WHAT YOU ARE ASKED TO DO ▸ Quote each record exactly, please, leaving none out.

* Begin *

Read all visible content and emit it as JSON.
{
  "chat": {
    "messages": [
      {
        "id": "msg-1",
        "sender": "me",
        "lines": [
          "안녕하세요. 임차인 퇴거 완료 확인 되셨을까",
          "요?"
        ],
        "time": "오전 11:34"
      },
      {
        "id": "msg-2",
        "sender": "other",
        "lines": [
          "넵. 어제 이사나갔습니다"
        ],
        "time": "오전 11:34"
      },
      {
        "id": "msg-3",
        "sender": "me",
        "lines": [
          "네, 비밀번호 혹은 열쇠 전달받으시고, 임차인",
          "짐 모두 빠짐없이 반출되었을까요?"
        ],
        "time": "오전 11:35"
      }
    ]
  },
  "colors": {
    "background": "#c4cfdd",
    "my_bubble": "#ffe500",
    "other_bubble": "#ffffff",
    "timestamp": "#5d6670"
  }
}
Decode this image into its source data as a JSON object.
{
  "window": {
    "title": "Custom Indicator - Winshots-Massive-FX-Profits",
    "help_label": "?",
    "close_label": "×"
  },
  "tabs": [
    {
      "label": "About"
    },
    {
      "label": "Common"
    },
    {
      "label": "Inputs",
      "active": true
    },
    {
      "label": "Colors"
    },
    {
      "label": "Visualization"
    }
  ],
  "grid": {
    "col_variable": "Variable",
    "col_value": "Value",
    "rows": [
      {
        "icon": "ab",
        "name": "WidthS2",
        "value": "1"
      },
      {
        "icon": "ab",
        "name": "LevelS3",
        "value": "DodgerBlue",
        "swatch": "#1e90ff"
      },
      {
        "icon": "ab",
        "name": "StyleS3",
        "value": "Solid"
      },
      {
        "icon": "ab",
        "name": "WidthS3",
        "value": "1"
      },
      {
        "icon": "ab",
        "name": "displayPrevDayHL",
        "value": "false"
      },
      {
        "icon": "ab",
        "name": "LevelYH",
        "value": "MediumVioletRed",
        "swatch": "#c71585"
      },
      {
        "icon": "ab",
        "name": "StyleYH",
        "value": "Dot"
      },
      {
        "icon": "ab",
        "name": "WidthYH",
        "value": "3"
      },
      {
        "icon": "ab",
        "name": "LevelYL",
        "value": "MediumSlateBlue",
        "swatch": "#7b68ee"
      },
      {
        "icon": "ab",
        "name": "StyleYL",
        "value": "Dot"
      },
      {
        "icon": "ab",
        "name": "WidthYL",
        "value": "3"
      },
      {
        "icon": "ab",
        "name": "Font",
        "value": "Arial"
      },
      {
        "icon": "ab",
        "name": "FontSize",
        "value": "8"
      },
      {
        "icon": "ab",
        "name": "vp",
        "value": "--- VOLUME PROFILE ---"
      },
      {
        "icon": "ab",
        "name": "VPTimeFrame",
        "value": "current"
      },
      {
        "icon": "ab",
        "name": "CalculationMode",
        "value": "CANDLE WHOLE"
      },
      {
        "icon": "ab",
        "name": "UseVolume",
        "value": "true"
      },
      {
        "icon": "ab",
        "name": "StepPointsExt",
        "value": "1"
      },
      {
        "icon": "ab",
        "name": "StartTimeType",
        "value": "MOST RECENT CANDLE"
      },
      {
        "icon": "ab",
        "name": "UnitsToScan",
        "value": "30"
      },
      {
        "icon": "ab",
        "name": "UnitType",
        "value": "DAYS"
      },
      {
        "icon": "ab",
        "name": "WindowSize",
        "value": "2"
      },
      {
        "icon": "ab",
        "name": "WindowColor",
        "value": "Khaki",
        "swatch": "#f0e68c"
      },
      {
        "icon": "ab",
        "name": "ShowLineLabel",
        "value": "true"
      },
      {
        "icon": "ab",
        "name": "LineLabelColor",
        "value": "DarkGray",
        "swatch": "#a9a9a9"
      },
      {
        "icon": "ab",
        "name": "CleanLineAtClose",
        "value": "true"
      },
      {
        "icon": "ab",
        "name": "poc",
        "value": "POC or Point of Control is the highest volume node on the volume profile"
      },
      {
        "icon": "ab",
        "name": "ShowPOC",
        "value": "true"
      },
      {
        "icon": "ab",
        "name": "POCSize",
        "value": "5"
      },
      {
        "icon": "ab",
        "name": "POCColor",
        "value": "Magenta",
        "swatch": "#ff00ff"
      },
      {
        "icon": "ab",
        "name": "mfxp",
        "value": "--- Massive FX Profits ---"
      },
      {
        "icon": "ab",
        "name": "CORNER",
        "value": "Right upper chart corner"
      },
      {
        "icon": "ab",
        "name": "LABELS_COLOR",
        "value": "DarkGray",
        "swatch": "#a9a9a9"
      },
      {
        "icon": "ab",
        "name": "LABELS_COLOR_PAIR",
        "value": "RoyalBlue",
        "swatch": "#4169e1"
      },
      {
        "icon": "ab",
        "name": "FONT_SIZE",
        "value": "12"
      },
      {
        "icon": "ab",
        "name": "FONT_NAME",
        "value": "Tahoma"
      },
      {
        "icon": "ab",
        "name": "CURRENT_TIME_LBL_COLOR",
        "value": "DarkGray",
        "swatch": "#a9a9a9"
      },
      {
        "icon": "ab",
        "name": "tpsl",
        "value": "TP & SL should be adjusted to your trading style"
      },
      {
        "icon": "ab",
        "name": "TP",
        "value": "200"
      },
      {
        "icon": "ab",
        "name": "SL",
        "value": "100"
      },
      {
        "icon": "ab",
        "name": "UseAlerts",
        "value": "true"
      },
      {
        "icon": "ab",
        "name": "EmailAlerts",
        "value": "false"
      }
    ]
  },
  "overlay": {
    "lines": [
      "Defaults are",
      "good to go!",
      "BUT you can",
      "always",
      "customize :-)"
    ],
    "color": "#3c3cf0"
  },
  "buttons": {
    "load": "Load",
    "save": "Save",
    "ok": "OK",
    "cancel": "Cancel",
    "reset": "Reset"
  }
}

* End *

RESPONSE TO THIS EXERCISE ▸
Read all visible content and emit it as JSON.
{
  "chat": {
    "messages": [
      {
        "id": "msg-1",
        "sender": "me",
        "lines": [
          "안녕하세요. 임차인 퇴거 완료 확인 되셨을까",
          "요?"
        ],
        "time": "오전 11:34"
      },
      {
        "id": "msg-2",
        "sender": "other",
        "lines": [
          "넵. 어제 이사나갔습니다"
        ],
        "time": "오전 11:34"
      },
      {
        "id": "msg-3",
        "sender": "me",
        "lines": [
          "네, 비밀번호 혹은 열쇠 전달받으시고, 임차인",
          "짐 모두 빠짐없이 반출되었을까요?"
        ],
        "time": "오전 11:35"
      }
    ]
  },
  "colors": {
    "background": "#c4cfdd",
    "my_bubble": "#ffe500",
    "other_bubble": "#ffffff",
    "timestamp": "#5d6670"
  }
}
Decode this image into its source data as a JSON object.
{
  "window": {
    "title": "Custom Indicator - Winshots-Massive-FX-Profits",
    "help_label": "?",
    "close_label": "×"
  },
  "tabs": [
    {
      "label": "About"
    },
    {
      "label": "Common"
    },
    {
      "label": "Inputs",
      "active": true
    },
    {
      "label": "Colors"
    },
    {
      "label": "Visualization"
    }
  ],
  "grid": {
    "col_variable": "Variable",
    "col_value": "Value",
    "rows": [
      {
        "icon": "ab",
        "name": "WidthS2",
        "value": "1"
      },
      {
        "icon": "ab",
        "name": "LevelS3",
        "value": "DodgerBlue",
        "swatch": "#1e90ff"
      },
      {
        "icon": "ab",
        "name": "StyleS3",
        "value": "Solid"
      },
      {
        "icon": "ab",
        "name": "WidthS3",
        "value": "1"
      },
      {
        "icon": "ab",
        "name": "displayPrevDayHL",
        "value": "false"
      },
      {
        "icon": "ab",
        "name": "LevelYH",
        "value": "MediumVioletRed",
        "swatch": "#c71585"
      },
      {
        "icon": "ab",
        "name": "StyleYH",
        "value": "Dot"
      },
      {
        "icon": "ab",
        "name": "WidthYH",
        "value": "3"
      },
      {
        "icon": "ab",
        "name": "LevelYL",
        "value": "MediumSlateBlue",
        "swatch": "#7b68ee"
      },
      {
        "icon": "ab",
        "name": "StyleYL",
        "value": "Dot"
      },
      {
        "icon": "ab",
        "name": "WidthYL",
        "value": "3"
      },
      {
        "icon": "ab",
        "name": "Font",
        "value": "Arial"
      },
      {
        "icon": "ab",
        "name": "FontSize",
        "value": "8"
      },
      {
        "icon": "ab",
        "name": "vp",
        "value": "--- VOLUME PROFILE ---"
      },
      {
        "icon": "ab",
        "name": "VPTimeFrame",
        "value": "current"
      },
      {
        "icon": "ab",
        "name": "CalculationMode",
        "value": "CANDLE WHOLE"
      },
      {
        "icon": "ab",
        "name": "UseVolume",
        "value": "true"
      },
      {
        "icon": "ab",
        "name": "StepPointsExt",
        "value": "1"
      },
      {
        "icon": "ab",
        "name": "StartTimeType",
        "value": "MOST RECENT CANDLE"
      },
      {
        "icon": "ab",
        "name": "UnitsToScan",
        "value": "30"
      },
      {
        "icon": "ab",
        "name": "UnitType",
        "value": "DAYS"
      },
      {
        "icon": "ab",
        "name": "WindowSize",
        "value": "2"
      },
      {
        "icon": "ab",
        "name": "WindowColor",
        "value": "Khaki",
        "swatch": "#f0e68c"
      },
      {
        "icon": "ab",
        "name": "ShowLineLabel",
        "value": "true"
      },
      {
        "icon": "ab",
        "name": "LineLabelColor",
        "value": "DarkGray",
        "swatch": "#a9a9a9"
      },
      {
        "icon": "ab",
        "name": "CleanLineAtClose",
        "value": "true"
      },
      {
        "icon": "ab",
        "name": "poc",
        "value": "POC or Point of Control is the highest volume node on the volume profile"
      },
      {
        "icon": "ab",
        "name": "ShowPOC",
        "value": "true"
      },
      {
        "icon": "ab",
        "name": "POCSize",
        "value": "5"
      },
      {
        "icon": "ab",
        "name": "POCColor",
        "value": "Magenta",
        "swatch": "#ff00ff"
      },
      {
        "icon": "ab",
        "name": "mfxp",
        "value": "--- Massive FX Profits ---"
      },
      {
        "icon": "ab",
        "name": "CORNER",
        "value": "Right upper chart corner"
      },
      {
        "icon": "ab",
        "name": "LABELS_COLOR",
        "value": "DarkGray",
        "swatch": "#a9a9a9"
      },
      {
        "icon": "ab",
        "name": "LABELS_COLOR_PAIR",
        "value": "RoyalBlue",
        "swatch": "#4169e1"
      },
      {
        "icon": "ab",
        "name": "FONT_SIZE",
        "value": "12"
      },
      {
        "icon": "ab",
        "name": "FONT_NAME",
        "value": "Tahoma"
      },
      {
        "icon": "ab",
        "name": "CURRENT_TIME_LBL_COLOR",
        "value": "DarkGray",
        "swatch": "#a9a9a9"
      },
      {
        "icon": "ab",
        "name": "tpsl",
        "value": "TP & SL should be adjusted to your trading style"
      },
      {
        "icon": "ab",
        "name": "TP",
        "value": "200"
      },
      {
        "icon": "ab",
        "name": "SL",
        "value": "100"
      },
      {
        "icon": "ab",
        "name": "UseAlerts",
        "value": "true"
      },
      {
        "icon": "ab",
        "name": "EmailAlerts",
        "value": "false"
      }
    ]
  },
  "overlay": {
    "lines": [
      "Defaults are",
      "good to go!",
      "BUT you can",
      "always",
      "customize :-)"
    ],
    "color": "#3c3cf0"
  },
  "buttons": {
    "load": "Load",
    "save": "Save",
    "ok": "OK",
    "cancel": "Cancel",
    "reset": "Reset"
  }
}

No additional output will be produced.